• [WHAT IS BEING ASKED] Beginning with the line containing "Type out the text in this image." and ending with the last line of the records, set down every line exactly.

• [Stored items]
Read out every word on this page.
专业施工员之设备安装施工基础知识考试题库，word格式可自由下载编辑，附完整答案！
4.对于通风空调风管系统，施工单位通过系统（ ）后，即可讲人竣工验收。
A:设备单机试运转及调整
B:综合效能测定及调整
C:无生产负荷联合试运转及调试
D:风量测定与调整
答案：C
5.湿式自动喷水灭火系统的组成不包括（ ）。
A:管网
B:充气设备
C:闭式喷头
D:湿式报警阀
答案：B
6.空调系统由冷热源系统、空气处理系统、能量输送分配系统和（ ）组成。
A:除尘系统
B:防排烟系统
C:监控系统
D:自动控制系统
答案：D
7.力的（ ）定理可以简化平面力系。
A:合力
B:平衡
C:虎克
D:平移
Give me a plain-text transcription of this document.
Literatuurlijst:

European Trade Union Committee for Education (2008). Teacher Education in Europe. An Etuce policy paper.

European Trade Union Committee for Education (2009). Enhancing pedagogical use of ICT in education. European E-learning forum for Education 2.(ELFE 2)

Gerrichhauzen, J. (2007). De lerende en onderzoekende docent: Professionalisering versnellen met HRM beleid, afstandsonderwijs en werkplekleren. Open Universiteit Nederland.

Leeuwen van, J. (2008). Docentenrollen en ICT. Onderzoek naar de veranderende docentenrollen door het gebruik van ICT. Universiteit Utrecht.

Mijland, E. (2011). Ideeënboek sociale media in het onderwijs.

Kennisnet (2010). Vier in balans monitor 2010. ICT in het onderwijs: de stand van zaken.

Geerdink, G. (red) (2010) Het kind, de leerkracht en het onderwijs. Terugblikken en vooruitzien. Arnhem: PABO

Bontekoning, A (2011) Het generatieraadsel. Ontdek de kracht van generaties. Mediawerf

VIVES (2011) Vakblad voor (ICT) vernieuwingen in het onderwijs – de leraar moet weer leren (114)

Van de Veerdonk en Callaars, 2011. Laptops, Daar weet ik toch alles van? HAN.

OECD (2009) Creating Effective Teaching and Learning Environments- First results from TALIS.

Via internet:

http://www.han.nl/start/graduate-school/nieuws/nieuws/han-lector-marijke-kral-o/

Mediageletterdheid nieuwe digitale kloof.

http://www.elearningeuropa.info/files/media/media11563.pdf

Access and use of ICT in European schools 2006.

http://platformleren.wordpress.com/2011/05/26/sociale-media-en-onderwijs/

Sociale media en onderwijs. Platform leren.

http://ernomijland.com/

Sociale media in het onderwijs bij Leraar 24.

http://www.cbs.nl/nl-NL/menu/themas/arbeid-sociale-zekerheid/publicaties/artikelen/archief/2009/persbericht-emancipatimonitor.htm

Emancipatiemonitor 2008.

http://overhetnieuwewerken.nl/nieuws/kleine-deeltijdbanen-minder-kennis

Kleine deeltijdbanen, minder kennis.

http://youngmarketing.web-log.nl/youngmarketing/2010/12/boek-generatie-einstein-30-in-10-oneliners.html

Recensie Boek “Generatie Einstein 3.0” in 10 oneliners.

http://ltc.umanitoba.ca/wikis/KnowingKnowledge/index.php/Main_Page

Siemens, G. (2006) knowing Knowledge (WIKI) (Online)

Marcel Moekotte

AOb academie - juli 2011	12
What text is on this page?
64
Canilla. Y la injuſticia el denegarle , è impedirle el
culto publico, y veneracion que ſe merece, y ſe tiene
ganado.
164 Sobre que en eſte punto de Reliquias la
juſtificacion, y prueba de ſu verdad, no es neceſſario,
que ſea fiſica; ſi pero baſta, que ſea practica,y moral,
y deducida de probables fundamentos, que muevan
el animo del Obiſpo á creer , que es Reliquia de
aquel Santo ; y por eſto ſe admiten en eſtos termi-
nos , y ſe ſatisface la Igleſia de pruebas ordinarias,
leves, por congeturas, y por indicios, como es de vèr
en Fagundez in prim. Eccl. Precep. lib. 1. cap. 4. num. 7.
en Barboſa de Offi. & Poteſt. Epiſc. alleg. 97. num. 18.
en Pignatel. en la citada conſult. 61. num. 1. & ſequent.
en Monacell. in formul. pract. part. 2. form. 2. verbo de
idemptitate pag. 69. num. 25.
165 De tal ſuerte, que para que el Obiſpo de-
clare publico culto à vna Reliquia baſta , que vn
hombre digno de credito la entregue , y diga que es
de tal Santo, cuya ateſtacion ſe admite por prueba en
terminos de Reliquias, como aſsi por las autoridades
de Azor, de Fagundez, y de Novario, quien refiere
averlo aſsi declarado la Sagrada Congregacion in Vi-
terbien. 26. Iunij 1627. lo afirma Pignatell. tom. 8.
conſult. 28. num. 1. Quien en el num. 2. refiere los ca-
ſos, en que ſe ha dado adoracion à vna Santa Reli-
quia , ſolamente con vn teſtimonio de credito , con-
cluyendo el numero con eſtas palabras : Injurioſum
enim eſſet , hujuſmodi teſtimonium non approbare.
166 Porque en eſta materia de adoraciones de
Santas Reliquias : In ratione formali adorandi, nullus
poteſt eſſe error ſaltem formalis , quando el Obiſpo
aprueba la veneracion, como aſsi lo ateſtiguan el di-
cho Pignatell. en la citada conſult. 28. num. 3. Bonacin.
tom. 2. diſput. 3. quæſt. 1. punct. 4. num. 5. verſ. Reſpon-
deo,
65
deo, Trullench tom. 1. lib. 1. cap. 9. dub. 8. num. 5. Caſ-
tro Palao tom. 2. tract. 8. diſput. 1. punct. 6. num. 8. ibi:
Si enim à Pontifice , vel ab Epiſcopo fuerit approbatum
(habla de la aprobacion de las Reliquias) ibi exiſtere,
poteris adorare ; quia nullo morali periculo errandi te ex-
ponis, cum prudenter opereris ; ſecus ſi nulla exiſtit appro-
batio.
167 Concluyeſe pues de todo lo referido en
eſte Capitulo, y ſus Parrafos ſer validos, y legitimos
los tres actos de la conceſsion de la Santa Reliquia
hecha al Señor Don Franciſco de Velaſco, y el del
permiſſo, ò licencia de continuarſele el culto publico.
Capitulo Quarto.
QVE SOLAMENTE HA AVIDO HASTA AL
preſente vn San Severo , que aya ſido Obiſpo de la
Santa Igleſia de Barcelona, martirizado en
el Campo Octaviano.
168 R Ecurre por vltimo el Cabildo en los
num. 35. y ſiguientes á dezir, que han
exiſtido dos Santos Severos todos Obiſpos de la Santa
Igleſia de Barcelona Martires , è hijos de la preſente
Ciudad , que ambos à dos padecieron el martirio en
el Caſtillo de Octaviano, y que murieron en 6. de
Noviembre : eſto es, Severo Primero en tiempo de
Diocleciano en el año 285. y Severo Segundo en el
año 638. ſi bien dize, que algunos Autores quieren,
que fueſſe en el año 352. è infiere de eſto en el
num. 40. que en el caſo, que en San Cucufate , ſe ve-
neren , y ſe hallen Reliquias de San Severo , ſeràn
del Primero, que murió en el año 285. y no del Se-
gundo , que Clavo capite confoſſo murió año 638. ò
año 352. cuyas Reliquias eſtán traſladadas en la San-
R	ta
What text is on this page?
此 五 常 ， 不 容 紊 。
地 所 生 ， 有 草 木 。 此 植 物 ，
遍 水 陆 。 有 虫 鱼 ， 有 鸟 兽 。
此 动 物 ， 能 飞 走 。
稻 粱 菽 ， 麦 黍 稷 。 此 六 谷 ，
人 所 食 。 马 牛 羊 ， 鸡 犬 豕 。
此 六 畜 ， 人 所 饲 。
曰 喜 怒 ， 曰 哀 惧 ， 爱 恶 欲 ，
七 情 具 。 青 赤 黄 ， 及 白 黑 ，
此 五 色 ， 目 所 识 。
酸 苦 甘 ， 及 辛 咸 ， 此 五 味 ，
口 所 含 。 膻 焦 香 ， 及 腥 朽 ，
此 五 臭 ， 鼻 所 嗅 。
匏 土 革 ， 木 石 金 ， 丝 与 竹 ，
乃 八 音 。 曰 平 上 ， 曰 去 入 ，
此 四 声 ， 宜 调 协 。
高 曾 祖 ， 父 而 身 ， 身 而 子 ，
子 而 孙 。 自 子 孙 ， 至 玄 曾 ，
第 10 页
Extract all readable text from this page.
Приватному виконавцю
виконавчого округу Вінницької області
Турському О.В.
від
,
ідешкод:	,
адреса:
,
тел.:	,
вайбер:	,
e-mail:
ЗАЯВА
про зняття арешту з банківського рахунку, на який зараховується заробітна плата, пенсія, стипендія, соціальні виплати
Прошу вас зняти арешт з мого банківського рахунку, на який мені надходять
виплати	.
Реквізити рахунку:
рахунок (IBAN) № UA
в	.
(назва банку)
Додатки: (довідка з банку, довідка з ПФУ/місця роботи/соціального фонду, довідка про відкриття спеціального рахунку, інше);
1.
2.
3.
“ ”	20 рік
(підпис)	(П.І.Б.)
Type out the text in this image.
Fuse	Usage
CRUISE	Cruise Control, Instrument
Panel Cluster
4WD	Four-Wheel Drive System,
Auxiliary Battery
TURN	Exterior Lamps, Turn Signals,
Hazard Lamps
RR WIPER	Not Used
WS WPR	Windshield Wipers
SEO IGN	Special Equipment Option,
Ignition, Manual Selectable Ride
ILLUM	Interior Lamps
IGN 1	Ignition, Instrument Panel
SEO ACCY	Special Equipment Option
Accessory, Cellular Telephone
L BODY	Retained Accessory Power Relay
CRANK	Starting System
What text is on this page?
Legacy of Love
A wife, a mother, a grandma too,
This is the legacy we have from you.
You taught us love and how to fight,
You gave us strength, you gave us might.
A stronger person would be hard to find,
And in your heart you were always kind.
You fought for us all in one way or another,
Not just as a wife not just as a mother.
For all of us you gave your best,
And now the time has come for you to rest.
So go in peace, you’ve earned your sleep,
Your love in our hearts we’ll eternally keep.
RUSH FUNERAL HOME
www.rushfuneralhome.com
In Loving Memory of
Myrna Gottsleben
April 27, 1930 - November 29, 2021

• [WRITTEN ANSWER]
Type out the text in this image.
Fuse	Usage
CRUISE	Cruise Control, Instrument
Panel Cluster
4WD	Four-Wheel Drive System,
Auxiliary Battery
TURN	Exterior Lamps, Turn Signals,
Hazard Lamps
RR WIPER	Not Used
WS WPR	Windshield Wipers
SEO IGN	Special Equipment Option,
Ignition, Manual Selectable Ride
ILLUM	Interior Lamps
IGN 1	Ignition, Instrument Panel
SEO ACCY	Special Equipment Option
Accessory, Cellular Telephone
L BODY	Retained Accessory Power Relay
CRANK	Starting System
What text is on this page?
Legacy of Love
A wife, a mother, a grandma too,
This is the legacy we have from you.
You taught us love and how to fight,
You gave us strength, you gave us might.
A stronger person would be hard to find,
And in your heart you were always kind.
You fought for us all in one way or another,
Not just as a wife not just as a mother.
For all of us you gave your best,
And now the time has come for you to rest.
So go in peace, you’ve earned your sleep,
Your love in our hearts we’ll eternally keep.
RUSH FUNERAL HOME
www.rushfuneralhome.com
In Loving Memory of
Myrna Gottsleben
April 27, 1930 - November 29, 2021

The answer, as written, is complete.